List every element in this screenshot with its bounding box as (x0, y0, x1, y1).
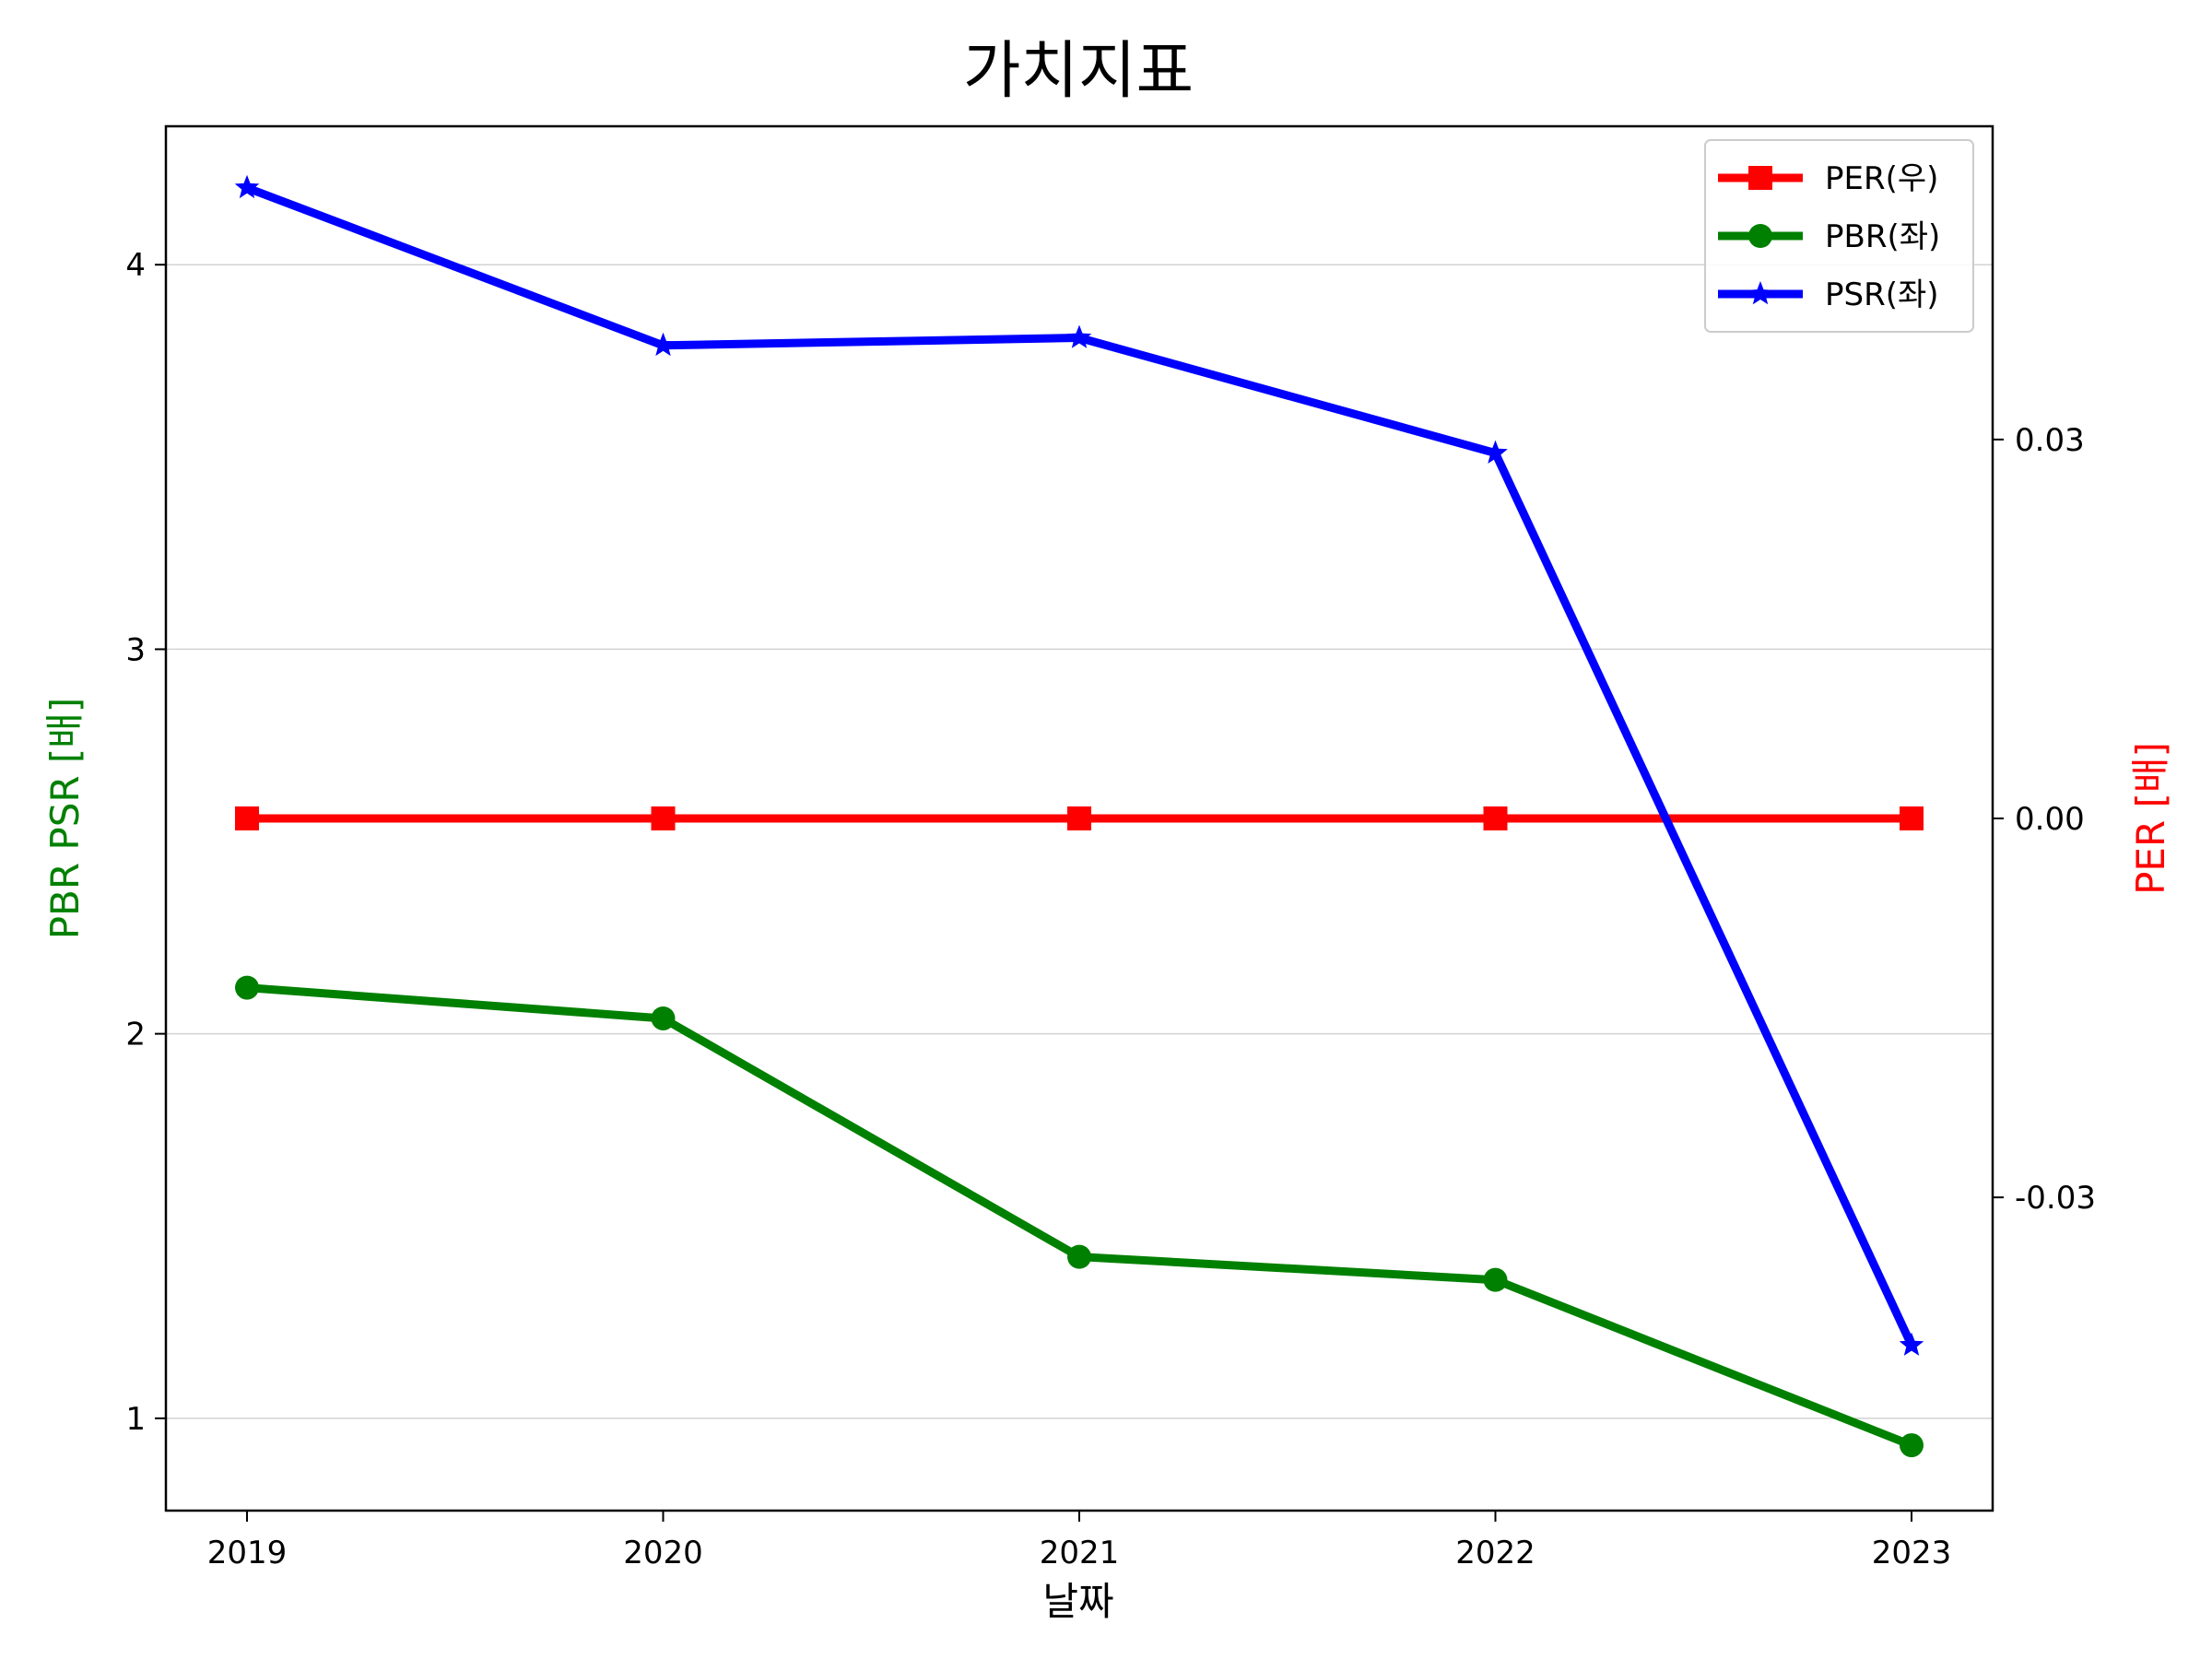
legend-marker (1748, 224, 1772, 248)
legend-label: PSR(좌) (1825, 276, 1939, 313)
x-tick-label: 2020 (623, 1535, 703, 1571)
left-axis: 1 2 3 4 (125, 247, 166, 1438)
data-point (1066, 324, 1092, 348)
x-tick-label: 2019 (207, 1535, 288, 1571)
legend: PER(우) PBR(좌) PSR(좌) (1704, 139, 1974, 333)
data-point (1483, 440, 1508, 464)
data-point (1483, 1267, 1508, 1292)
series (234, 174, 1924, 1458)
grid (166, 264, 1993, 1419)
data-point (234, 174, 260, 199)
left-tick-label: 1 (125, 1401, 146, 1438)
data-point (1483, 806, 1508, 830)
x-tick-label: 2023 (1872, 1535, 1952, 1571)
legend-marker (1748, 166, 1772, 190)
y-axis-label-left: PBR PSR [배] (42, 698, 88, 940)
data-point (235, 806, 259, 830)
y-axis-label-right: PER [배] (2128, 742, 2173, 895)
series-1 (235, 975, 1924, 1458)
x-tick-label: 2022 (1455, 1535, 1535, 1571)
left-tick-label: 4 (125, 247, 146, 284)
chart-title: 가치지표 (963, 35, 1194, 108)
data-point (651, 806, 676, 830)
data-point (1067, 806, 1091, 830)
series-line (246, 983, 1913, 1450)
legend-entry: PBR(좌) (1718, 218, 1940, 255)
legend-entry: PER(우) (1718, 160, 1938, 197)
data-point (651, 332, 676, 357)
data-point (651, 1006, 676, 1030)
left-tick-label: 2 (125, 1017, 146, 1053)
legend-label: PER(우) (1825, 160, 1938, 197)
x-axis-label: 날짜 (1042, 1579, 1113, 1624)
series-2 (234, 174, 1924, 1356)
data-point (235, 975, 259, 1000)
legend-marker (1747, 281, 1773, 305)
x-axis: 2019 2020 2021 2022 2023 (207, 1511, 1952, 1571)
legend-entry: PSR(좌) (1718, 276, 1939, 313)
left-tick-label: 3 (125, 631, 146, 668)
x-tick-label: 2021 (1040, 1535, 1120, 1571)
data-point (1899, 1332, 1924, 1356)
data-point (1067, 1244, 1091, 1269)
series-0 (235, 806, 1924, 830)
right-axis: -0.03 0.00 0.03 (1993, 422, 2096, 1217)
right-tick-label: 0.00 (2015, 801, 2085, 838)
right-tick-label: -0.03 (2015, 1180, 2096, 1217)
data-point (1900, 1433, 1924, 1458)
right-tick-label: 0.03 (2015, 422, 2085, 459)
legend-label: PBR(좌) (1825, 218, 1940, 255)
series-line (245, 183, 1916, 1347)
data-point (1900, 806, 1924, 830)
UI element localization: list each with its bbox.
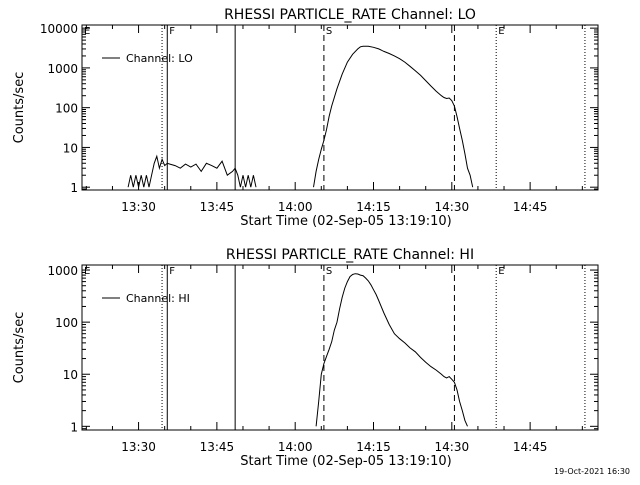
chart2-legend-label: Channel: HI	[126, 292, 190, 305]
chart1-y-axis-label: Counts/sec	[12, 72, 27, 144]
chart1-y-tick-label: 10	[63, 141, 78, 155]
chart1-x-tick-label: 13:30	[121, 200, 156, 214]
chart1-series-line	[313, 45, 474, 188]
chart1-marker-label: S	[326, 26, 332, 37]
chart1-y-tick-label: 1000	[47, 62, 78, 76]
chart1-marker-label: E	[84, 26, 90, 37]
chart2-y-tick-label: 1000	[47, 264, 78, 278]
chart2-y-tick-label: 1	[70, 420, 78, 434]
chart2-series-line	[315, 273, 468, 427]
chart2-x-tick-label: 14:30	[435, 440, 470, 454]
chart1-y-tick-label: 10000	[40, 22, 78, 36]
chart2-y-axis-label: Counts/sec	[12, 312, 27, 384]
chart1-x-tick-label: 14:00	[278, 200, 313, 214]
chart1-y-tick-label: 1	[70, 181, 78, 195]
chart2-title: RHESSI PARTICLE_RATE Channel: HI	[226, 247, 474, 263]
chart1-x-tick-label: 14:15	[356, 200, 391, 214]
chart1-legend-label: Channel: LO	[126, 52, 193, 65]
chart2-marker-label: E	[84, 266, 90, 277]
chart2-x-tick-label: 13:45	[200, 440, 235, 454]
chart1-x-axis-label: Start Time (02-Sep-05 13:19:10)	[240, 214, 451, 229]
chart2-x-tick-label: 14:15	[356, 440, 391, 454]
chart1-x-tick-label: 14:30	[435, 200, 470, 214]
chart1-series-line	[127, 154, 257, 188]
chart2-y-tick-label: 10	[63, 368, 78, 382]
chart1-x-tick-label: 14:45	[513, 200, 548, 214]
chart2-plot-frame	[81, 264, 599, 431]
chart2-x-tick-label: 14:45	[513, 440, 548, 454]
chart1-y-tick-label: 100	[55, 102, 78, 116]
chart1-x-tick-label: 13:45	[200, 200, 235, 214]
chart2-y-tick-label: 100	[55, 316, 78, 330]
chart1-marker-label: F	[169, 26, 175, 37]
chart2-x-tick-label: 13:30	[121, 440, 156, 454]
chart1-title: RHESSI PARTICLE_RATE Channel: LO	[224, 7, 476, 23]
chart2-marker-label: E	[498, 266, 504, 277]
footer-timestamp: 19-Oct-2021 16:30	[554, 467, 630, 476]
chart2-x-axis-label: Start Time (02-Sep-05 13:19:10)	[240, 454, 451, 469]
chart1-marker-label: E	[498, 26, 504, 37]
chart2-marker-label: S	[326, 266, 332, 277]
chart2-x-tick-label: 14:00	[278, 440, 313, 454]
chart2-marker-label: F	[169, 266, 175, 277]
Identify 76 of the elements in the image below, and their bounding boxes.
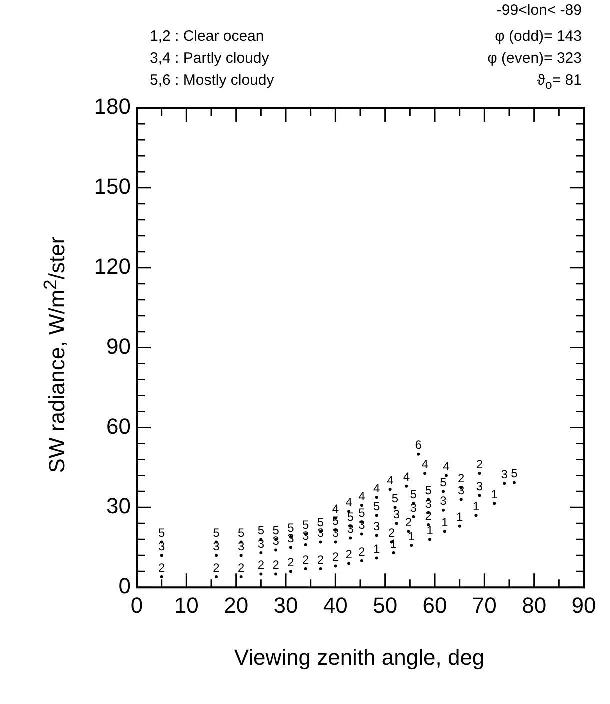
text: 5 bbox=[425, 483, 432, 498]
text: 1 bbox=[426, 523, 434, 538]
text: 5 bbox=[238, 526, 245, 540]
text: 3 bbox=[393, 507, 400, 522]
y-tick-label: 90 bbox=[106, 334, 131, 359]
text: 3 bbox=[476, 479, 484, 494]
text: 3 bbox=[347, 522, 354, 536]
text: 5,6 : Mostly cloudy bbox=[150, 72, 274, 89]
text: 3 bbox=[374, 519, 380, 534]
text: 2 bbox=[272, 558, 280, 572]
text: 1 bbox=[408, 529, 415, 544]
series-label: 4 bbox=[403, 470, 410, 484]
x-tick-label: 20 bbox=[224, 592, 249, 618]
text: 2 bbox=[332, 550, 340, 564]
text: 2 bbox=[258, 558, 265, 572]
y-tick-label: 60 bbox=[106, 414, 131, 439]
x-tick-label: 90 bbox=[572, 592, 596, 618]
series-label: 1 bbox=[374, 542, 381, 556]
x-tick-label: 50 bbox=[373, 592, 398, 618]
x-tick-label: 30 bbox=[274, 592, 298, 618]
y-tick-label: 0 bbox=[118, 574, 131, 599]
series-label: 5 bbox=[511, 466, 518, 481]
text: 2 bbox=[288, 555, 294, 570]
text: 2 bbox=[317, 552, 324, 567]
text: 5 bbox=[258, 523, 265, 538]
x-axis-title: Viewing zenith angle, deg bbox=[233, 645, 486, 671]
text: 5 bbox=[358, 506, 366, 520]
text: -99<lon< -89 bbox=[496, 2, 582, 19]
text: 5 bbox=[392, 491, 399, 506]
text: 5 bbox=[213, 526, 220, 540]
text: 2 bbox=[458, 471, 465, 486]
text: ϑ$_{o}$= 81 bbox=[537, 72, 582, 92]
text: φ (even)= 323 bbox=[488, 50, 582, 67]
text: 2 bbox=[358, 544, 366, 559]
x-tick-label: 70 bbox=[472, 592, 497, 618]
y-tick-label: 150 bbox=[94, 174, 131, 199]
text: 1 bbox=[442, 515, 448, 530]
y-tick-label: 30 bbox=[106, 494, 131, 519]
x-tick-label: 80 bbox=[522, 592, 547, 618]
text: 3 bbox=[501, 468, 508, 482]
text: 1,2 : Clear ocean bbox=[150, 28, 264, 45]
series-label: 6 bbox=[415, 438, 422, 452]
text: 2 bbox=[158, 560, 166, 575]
----
## What is required
Can you write out, character for character, everything above from the line containing "292, 190, 305]" down to the line containing "26, 175, 37]", both of those lines included?

## Task result
chart2-legend-label: Channel: HI	[126, 292, 190, 305]
chart1-y-axis-label: Counts/sec	[12, 72, 27, 144]
chart1-y-tick-label: 10	[63, 141, 78, 155]
chart1-x-tick-label: 13:30	[121, 200, 156, 214]
chart1-series-line	[313, 45, 474, 188]
chart1-marker-label: S	[326, 26, 332, 37]
chart1-y-tick-label: 1000	[47, 62, 78, 76]
chart1-marker-label: E	[84, 26, 90, 37]
chart2-y-tick-label: 1000	[47, 264, 78, 278]
chart2-y-tick-label: 1	[70, 420, 78, 434]
chart2-series-line	[315, 273, 468, 427]
chart2-x-tick-label: 14:30	[435, 440, 470, 454]
chart1-y-tick-label: 10000	[40, 22, 78, 36]
chart2-y-axis-label: Counts/sec	[12, 312, 27, 384]
chart1-x-tick-label: 14:00	[278, 200, 313, 214]
chart1-y-tick-label: 1	[70, 181, 78, 195]
chart2-title: RHESSI PARTICLE_RATE Channel: HI	[226, 247, 474, 263]
chart1-x-tick-label: 14:15	[356, 200, 391, 214]
chart1-legend-label: Channel: LO	[126, 52, 193, 65]
chart2-marker-label: E	[84, 266, 90, 277]
chart2-x-tick-label: 13:45	[200, 440, 235, 454]
chart1-x-axis-label: Start Time (02-Sep-05 13:19:10)	[240, 214, 451, 229]
chart2-x-tick-label: 14:15	[356, 440, 391, 454]
chart1-x-tick-label: 14:30	[435, 200, 470, 214]
chart1-series-line	[127, 154, 257, 188]
chart2-y-tick-label: 10	[63, 368, 78, 382]
chart1-x-tick-label: 14:45	[513, 200, 548, 214]
chart2-plot-frame	[81, 264, 599, 431]
chart2-x-tick-label: 14:45	[513, 440, 548, 454]
chart1-y-tick-label: 100	[55, 102, 78, 116]
chart1-x-tick-label: 13:45	[200, 200, 235, 214]
chart2-y-tick-label: 100	[55, 316, 78, 330]
chart1-marker-label: F	[169, 26, 175, 37]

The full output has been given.